--- start of EXERCISE INPUTS ---
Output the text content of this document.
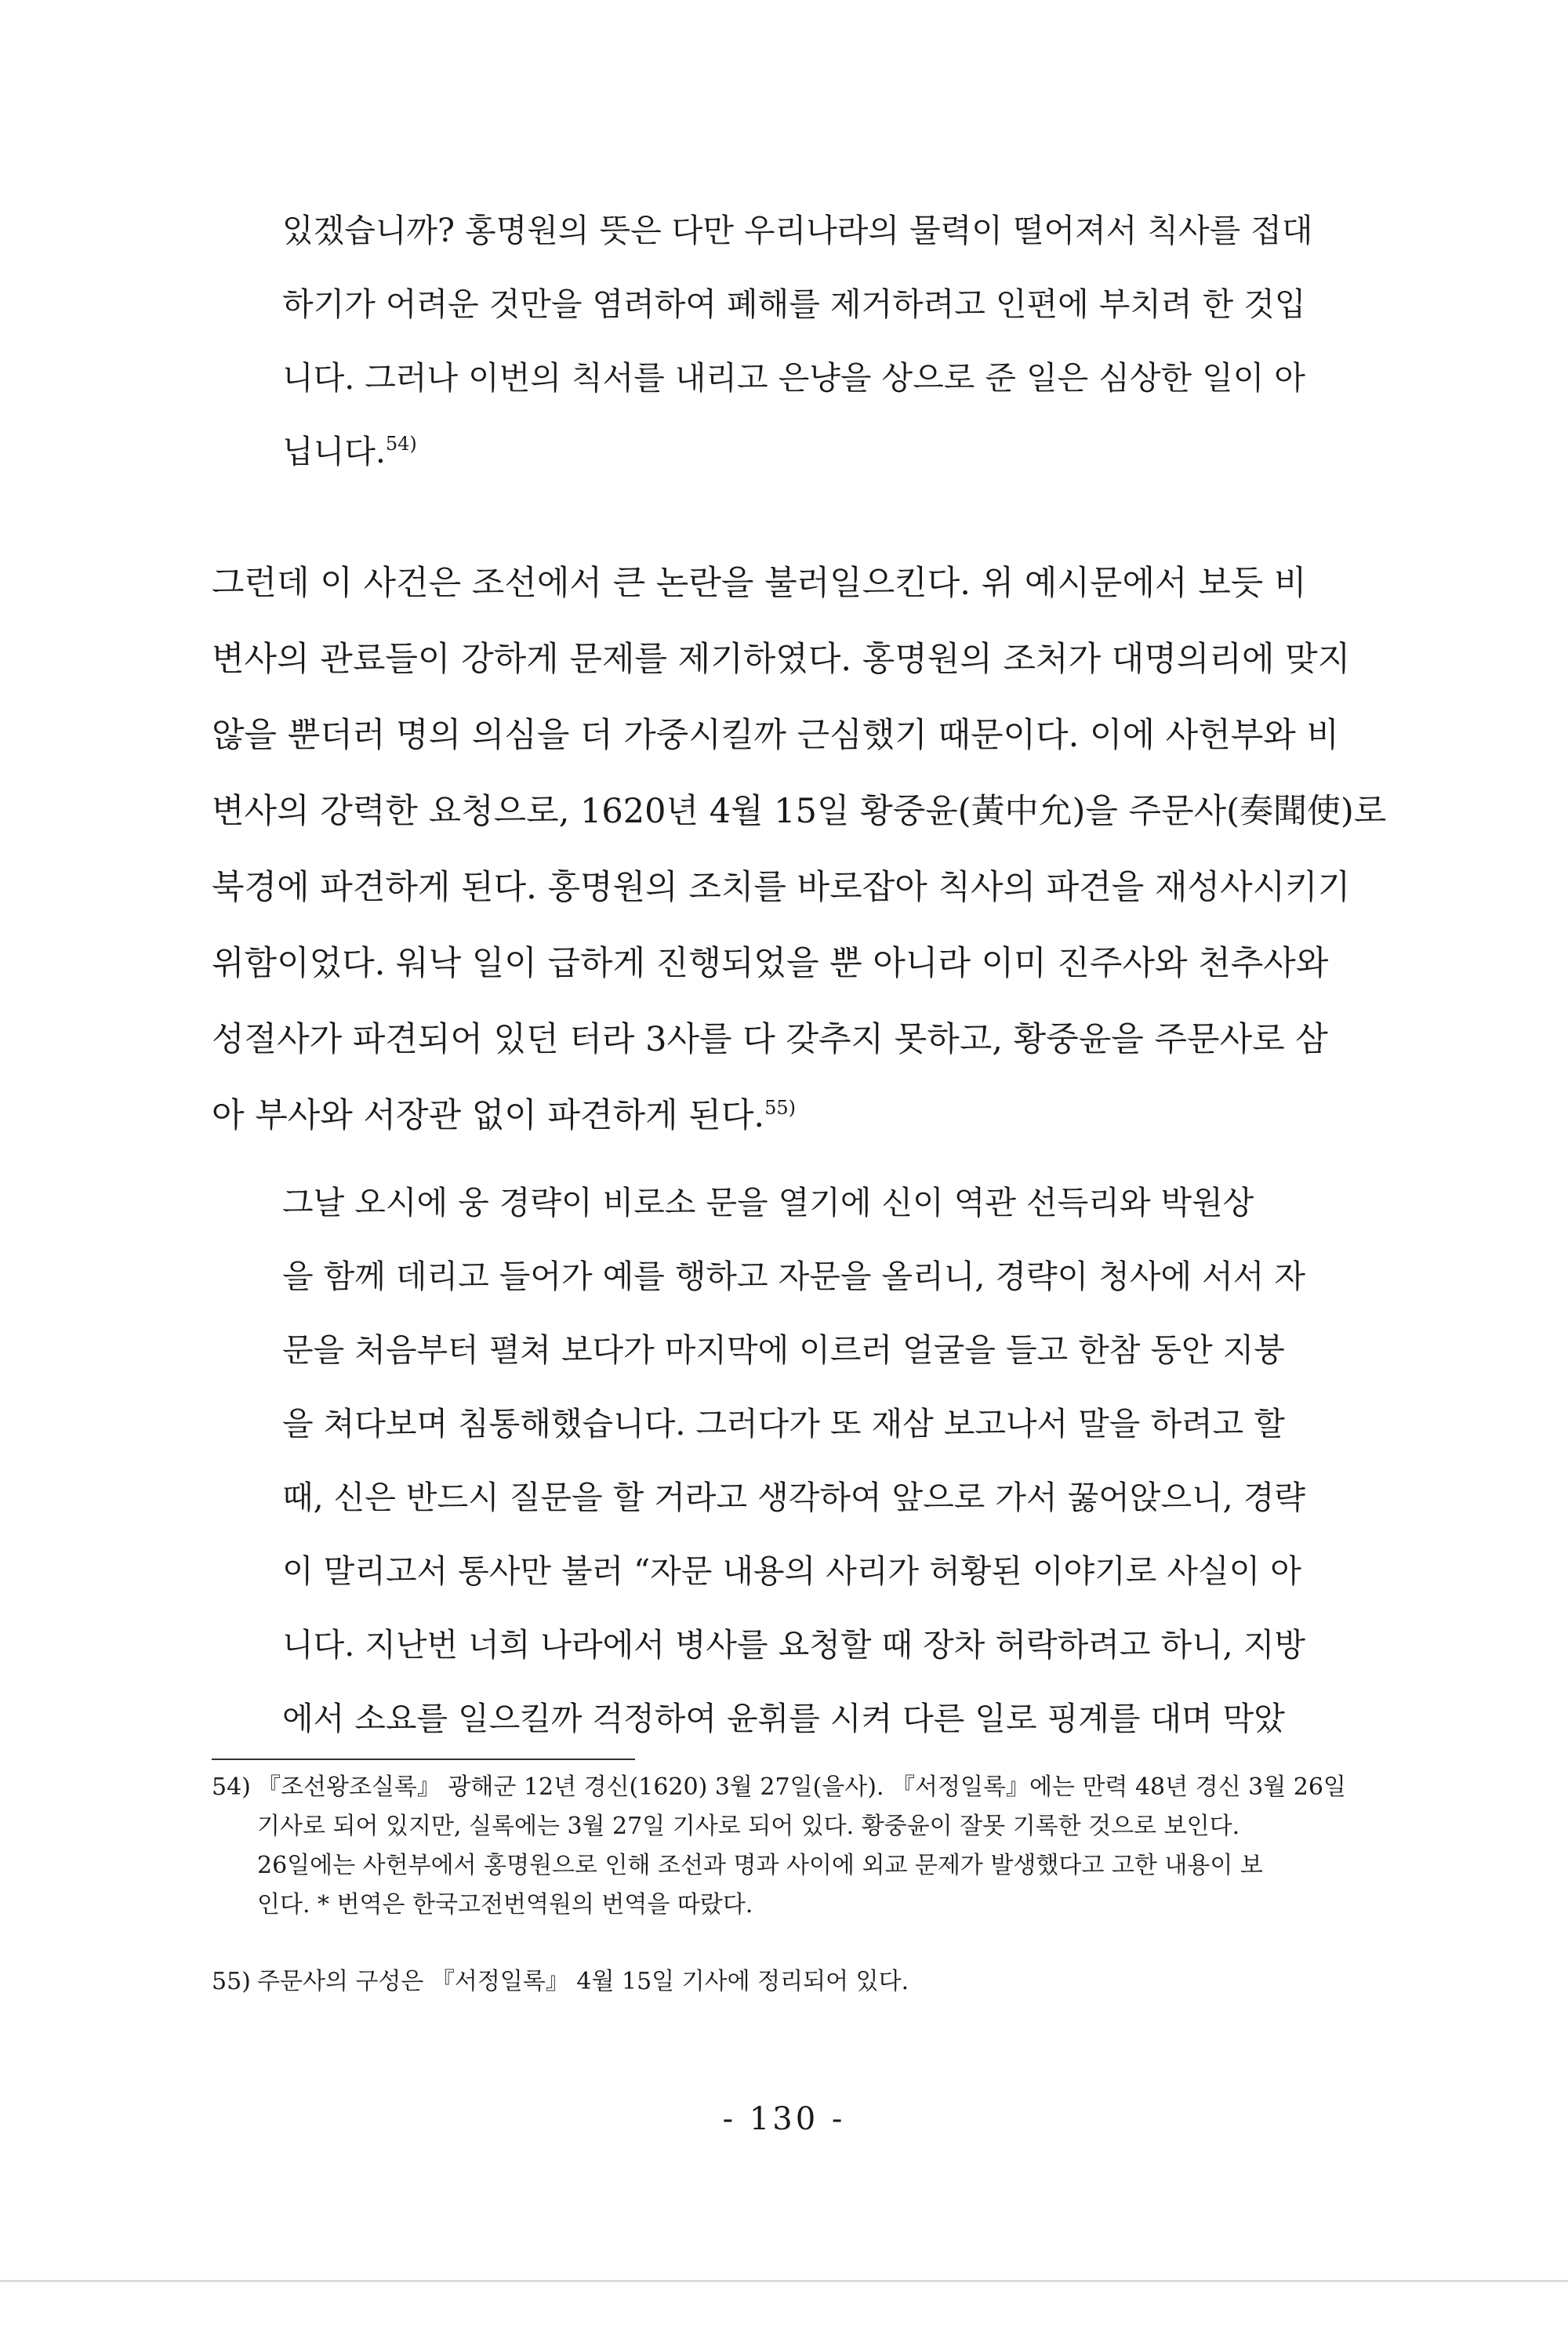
있겠습니까? 홍명원의 뜻은 다만 우리나라의 물력이 떨어져서 칙사를 접대
하기가 어려운 것만을 염려하여 폐해를 제거하려고 인편에 부치려 한 것입
니다. 그러나 이번의 칙서를 내리고 은냥을 상으로 준 일은 심상한 일이 아
닙니다.$^{54)}$
그런데 이 사건은 조선에서 큰 논란을 불러일으킨다. 위 예시문에서 보듯 비
변사의 관료들이 강하게 문제를 제기하였다. 홍명원의 조처가 대명의리에 맞지
않을 뿐더러 명의 의심을 더 가중시킬까 근심했기 때문이다. 이에 사헌부와 비
변사의 강력한 요청으로, 1620년 4월 15일 황중윤(黃中允)을 주문사(奏聞使)로
북경에 파견하게 된다. 홍명원의 조치를 바로잡아 칙사의 파견을 재성사시키기
위함이었다. 워낙 일이 급하게 진행되었을 뿐 아니라 이미 진주사와 천추사와
성절사가 파견되어 있던 터라 3사를 다 갖추지 못하고, 황중윤을 주문사로 삼
아 부사와 서장관 없이 파견하게 된다.$^{55)}$
그날 오시에 웅 경략이 비로소 문을 열기에 신이 역관 선득리와 박원상
을 함께 데리고 들어가 예를 행하고 자문을 올리니, 경략이 청사에 서서 자
문을 처음부터 펼쳐 보다가 마지막에 이르러 얼굴을 들고 한참 동안 지붕
을 쳐다보며 침통해했습니다. 그러다가 또 재삼 보고나서 말을 하려고 할
때, 신은 반드시 질문을 할 거라고 생각하여 앞으로 가서 꿇어앉으니, 경략
이 말리고서 통사만 불러 “자문 내용의 사리가 허황된 이야기로 사실이 아
니다. 지난번 너희 나라에서 병사를 요청할 때 장차 허락하려고 하니, 지방
에서 소요를 일으킬까 걱정하여 윤휘를 시켜 다른 일로 핑계를 대며 막았
54) 『조선왕조실록』 광해군 12년 경신(1620) 3월 27일(을사). 『서정일록』에는 만력 48년 경신 3월 26일
기사로 되어 있지만, 실록에는 3월 27일 기사로 되어 있다. 황중윤이 잘못 기록한 것으로 보인다.
26일에는 사헌부에서 홍명원으로 인해 조선과 명과 사이에 외교 문제가 발생했다고 고한 내용이 보
인다. * 번역은 한국고전번역원의 번역을 따랐다.
55) 주문사의 구성은 『서정일록』 4월 15일 기사에 정리되어 있다.
- 130 -
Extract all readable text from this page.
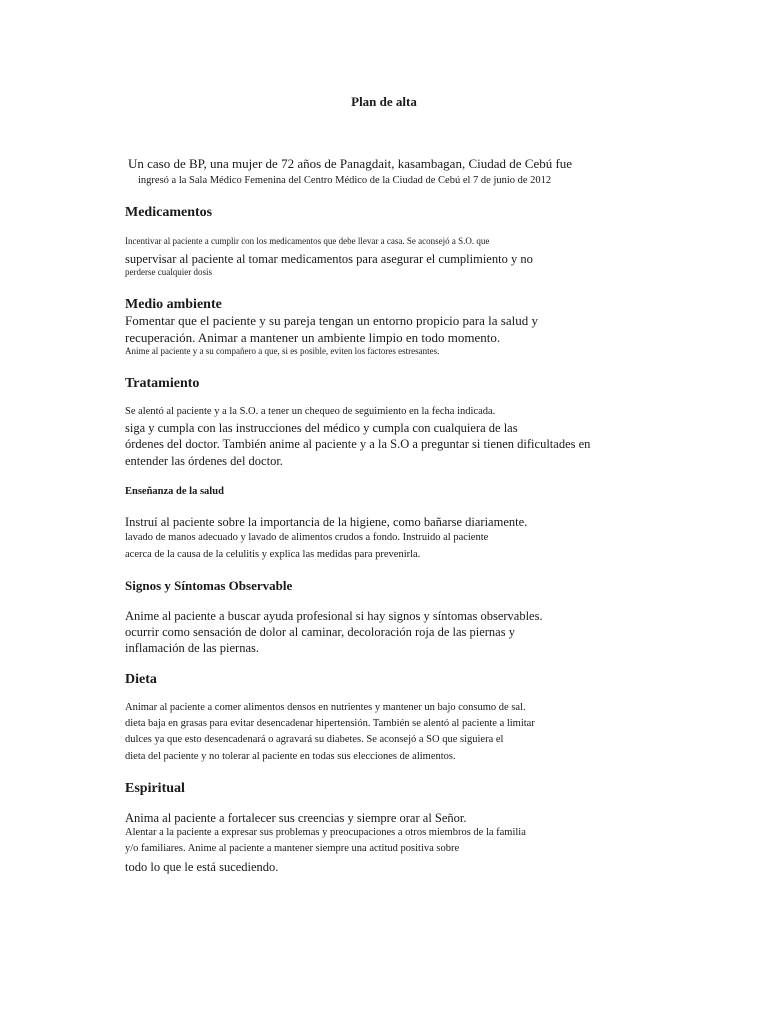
Plan de alta

Un caso de BP, una mujer de 72 años de Panagdait, kasambagan, Ciudad de Cebú fue

ingresó a la Sala Médico Femenina del Centro Médico de la Ciudad de Cebú el 7 de junio de 2012

Medicamentos

Incentivar al paciente a cumplir con los medicamentos que debe llevar a casa. Se aconsejó a S.O. que

supervisar al paciente al tomar medicamentos para asegurar el cumplimiento y no

perderse cualquier dosis

Medio ambiente

Fomentar que el paciente y su pareja tengan un entorno propicio para la salud y

recuperación. Animar a mantener un ambiente limpio en todo momento.

Anime al paciente y a su compañero a que, si es posible, eviten los factores estresantes.

Tratamiento

Se alentó al paciente y a la S.O. a tener un chequeo de seguimiento en la fecha indicada.

siga y cumpla con las instrucciones del médico y cumpla con cualquiera de las

órdenes del doctor. También anime al paciente y a la S.O a preguntar si tienen dificultades en

entender las órdenes del doctor.

Enseñanza de la salud

Instruí al paciente sobre la importancia de la higiene, como bañarse diariamente.

lavado de manos adecuado y lavado de alimentos crudos a fondo. Instruido al paciente

acerca de la causa de la celulitis y explica las medidas para prevenirla.

Signos y Síntomas Observable

Anime al paciente a buscar ayuda profesional si hay signos y síntomas observables.

ocurrir como sensación de dolor al caminar, decoloración roja de las piernas y

inflamación de las piernas.

Dieta

Animar al paciente a comer alimentos densos en nutrientes y mantener un bajo consumo de sal.

dieta baja en grasas para evitar desencadenar hipertensión. También se alentó al paciente a limitar

dulces ya que esto desencadenará o agravará su diabetes. Se aconsejó a SO que siguiera el

dieta del paciente y no tolerar al paciente en todas sus elecciones de alimentos.

Espiritual

Anima al paciente a fortalecer sus creencias y siempre orar al Señor.

Alentar a la paciente a expresar sus problemas y preocupaciones a otros miembros de la familia

y/o familiares. Anime al paciente a mantener siempre una actitud positiva sobre

todo lo que le está sucediendo.
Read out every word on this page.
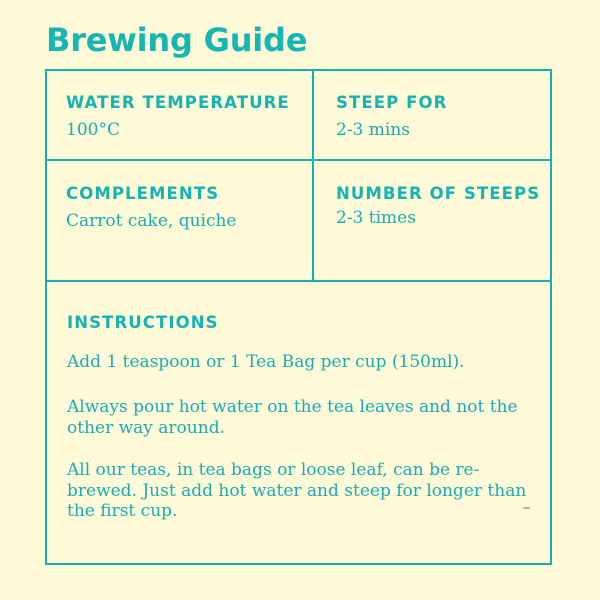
Brewing Guide

WATER TEMPERATURE

100°C

STEEP FOR

2-3 mins

COMPLEMENTS

Carrot cake, quiche

NUMBER OF STEEPS

2-3 times

INSTRUCTIONS

Add 1 teaspoon or 1 Tea Bag per cup (150ml).

Always pour hot water on the tea leaves and not the other way around.

All our teas, in tea bags or loose leaf, can be re-brewed. Just add hot water and steep for longer than the first cup.
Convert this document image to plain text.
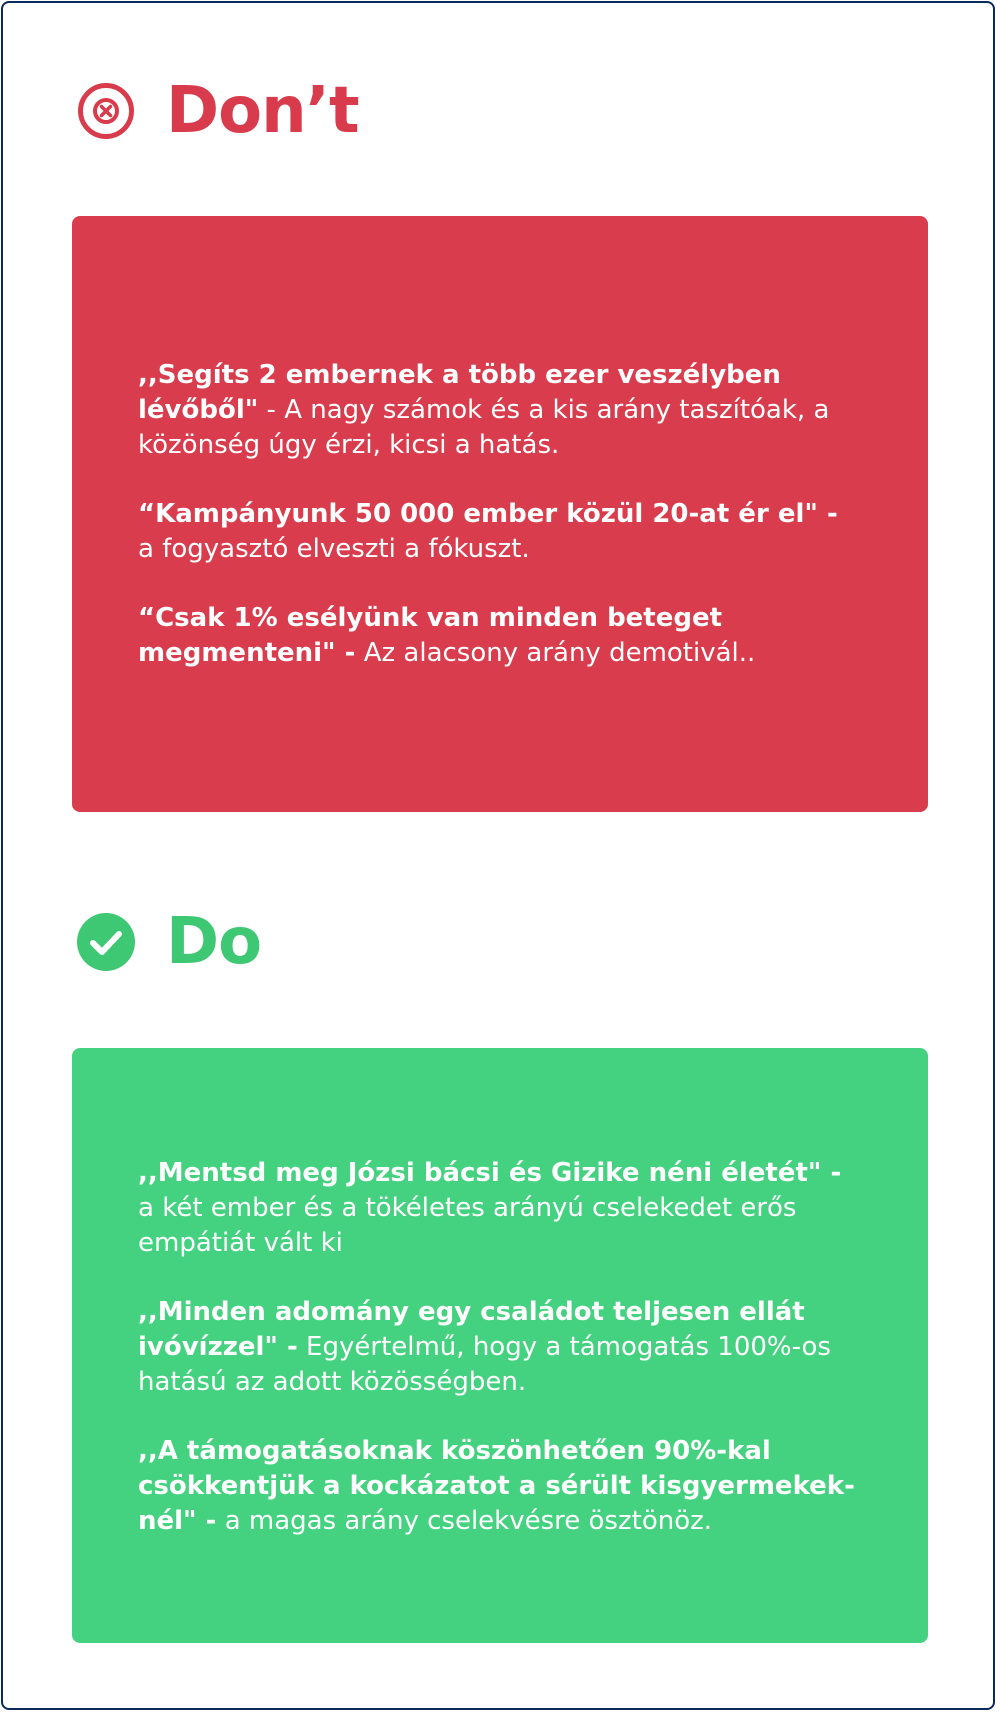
Don’t

,,Segíts 2 embernek a több ezer veszélyben lévőből" - A nagy számok és a kis arány taszítóak, a közönség úgy érzi, kicsi a hatás.

“Kampányunk 50 000 ember közül 20-at ér el" - a fogyasztó elveszti a fókuszt.

“Csak 1% esélyünk van minden beteget megmenteni" - Az alacsony arány demotivál..

Do

,,Mentsd meg Józsi bácsi és Gizike néni életét" - a két ember és a tökéletes arányú cselekedet erős empátiát vált ki

,,Minden adomány egy családot teljesen ellát ivóvízzel" - Egyértelmű, hogy a támogatás 100%-os hatású az adott közösségben.

,,A támogatásoknak köszönhetően 90%-kal csökkentjük a kockázatot a sérült kisgyermekek-nél" - a magas arány cselekvésre ösztönöz.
--- end of EXERCISE INPUTS ---
GIVEN INSTRUCTION: Copy the listing exactly. Any image in it stays out of the copy.

WRITTEN REPLY:
Output the text content of this document.
있겠습니까? 홍명원의 뜻은 다만 우리나라의 물력이 떨어져서 칙사를 접대
하기가 어려운 것만을 염려하여 폐해를 제거하려고 인편에 부치려 한 것입
니다. 그러나 이번의 칙서를 내리고 은냥을 상으로 준 일은 심상한 일이 아
닙니다.$^{54)}$
그런데 이 사건은 조선에서 큰 논란을 불러일으킨다. 위 예시문에서 보듯 비
변사의 관료들이 강하게 문제를 제기하였다. 홍명원의 조처가 대명의리에 맞지
않을 뿐더러 명의 의심을 더 가중시킬까 근심했기 때문이다. 이에 사헌부와 비
변사의 강력한 요청으로, 1620년 4월 15일 황중윤(黃中允)을 주문사(奏聞使)로
북경에 파견하게 된다. 홍명원의 조치를 바로잡아 칙사의 파견을 재성사시키기
위함이었다. 워낙 일이 급하게 진행되었을 뿐 아니라 이미 진주사와 천추사와
성절사가 파견되어 있던 터라 3사를 다 갖추지 못하고, 황중윤을 주문사로 삼
아 부사와 서장관 없이 파견하게 된다.$^{55)}$
그날 오시에 웅 경략이 비로소 문을 열기에 신이 역관 선득리와 박원상
을 함께 데리고 들어가 예를 행하고 자문을 올리니, 경략이 청사에 서서 자
문을 처음부터 펼쳐 보다가 마지막에 이르러 얼굴을 들고 한참 동안 지붕
을 쳐다보며 침통해했습니다. 그러다가 또 재삼 보고나서 말을 하려고 할
때, 신은 반드시 질문을 할 거라고 생각하여 앞으로 가서 꿇어앉으니, 경략
이 말리고서 통사만 불러 “자문 내용의 사리가 허황된 이야기로 사실이 아
니다. 지난번 너희 나라에서 병사를 요청할 때 장차 허락하려고 하니, 지방
에서 소요를 일으킬까 걱정하여 윤휘를 시켜 다른 일로 핑계를 대며 막았
54) 『조선왕조실록』 광해군 12년 경신(1620) 3월 27일(을사). 『서정일록』에는 만력 48년 경신 3월 26일
기사로 되어 있지만, 실록에는 3월 27일 기사로 되어 있다. 황중윤이 잘못 기록한 것으로 보인다.
26일에는 사헌부에서 홍명원으로 인해 조선과 명과 사이에 외교 문제가 발생했다고 고한 내용이 보
인다. * 번역은 한국고전번역원의 번역을 따랐다.
55) 주문사의 구성은 『서정일록』 4월 15일 기사에 정리되어 있다.
- 130 -
Extract all readable text from this page.
Plan de alta

Un caso de BP, una mujer de 72 años de Panagdait, kasambagan, Ciudad de Cebú fue

ingresó a la Sala Médico Femenina del Centro Médico de la Ciudad de Cebú el 7 de junio de 2012

Medicamentos

Incentivar al paciente a cumplir con los medicamentos que debe llevar a casa. Se aconsejó a S.O. que

supervisar al paciente al tomar medicamentos para asegurar el cumplimiento y no

perderse cualquier dosis

Medio ambiente

Fomentar que el paciente y su pareja tengan un entorno propicio para la salud y

recuperación. Animar a mantener un ambiente limpio en todo momento.

Anime al paciente y a su compañero a que, si es posible, eviten los factores estresantes.

Tratamiento

Se alentó al paciente y a la S.O. a tener un chequeo de seguimiento en la fecha indicada.

siga y cumpla con las instrucciones del médico y cumpla con cualquiera de las

órdenes del doctor. También anime al paciente y a la S.O a preguntar si tienen dificultades en

entender las órdenes del doctor.

Enseñanza de la salud

Instruí al paciente sobre la importancia de la higiene, como bañarse diariamente.

lavado de manos adecuado y lavado de alimentos crudos a fondo. Instruido al paciente

acerca de la causa de la celulitis y explica las medidas para prevenirla.

Signos y Síntomas Observable

Anime al paciente a buscar ayuda profesional si hay signos y síntomas observables.

ocurrir como sensación de dolor al caminar, decoloración roja de las piernas y

inflamación de las piernas.

Dieta

Animar al paciente a comer alimentos densos en nutrientes y mantener un bajo consumo de sal.

dieta baja en grasas para evitar desencadenar hipertensión. También se alentó al paciente a limitar

dulces ya que esto desencadenará o agravará su diabetes. Se aconsejó a SO que siguiera el

dieta del paciente y no tolerar al paciente en todas sus elecciones de alimentos.

Espiritual

Anima al paciente a fortalecer sus creencias y siempre orar al Señor.

Alentar a la paciente a expresar sus problemas y preocupaciones a otros miembros de la familia

y/o familiares. Anime al paciente a mantener siempre una actitud positiva sobre

todo lo que le está sucediendo.
Read out every word on this page.
Brewing Guide

WATER TEMPERATURE

100°C

STEEP FOR

2-3 mins

COMPLEMENTS

Carrot cake, quiche

NUMBER OF STEEPS

2-3 times

INSTRUCTIONS

Add 1 teaspoon or 1 Tea Bag per cup (150ml).

Always pour hot water on the tea leaves and not the other way around.

All our teas, in tea bags or loose leaf, can be re-brewed. Just add hot water and steep for longer than the first cup.
Convert this document image to plain text.
Don’t

,,Segíts 2 embernek a több ezer veszélyben lévőből" - A nagy számok és a kis arány taszítóak, a közönség úgy érzi, kicsi a hatás.

“Kampányunk 50 000 ember közül 20-at ér el" - a fogyasztó elveszti a fókuszt.

“Csak 1% esélyünk van minden beteget megmenteni" - Az alacsony arány demotivál..

Do

,,Mentsd meg Józsi bácsi és Gizike néni életét" - a két ember és a tökéletes arányú cselekedet erős empátiát vált ki

,,Minden adomány egy családot teljesen ellát ivóvízzel" - Egyértelmű, hogy a támogatás 100%-os hatású az adott közösségben.

,,A támogatásoknak köszönhetően 90%-kal csökkentjük a kockázatot a sérült kisgyermekek-nél" - a magas arány cselekvésre ösztönöz.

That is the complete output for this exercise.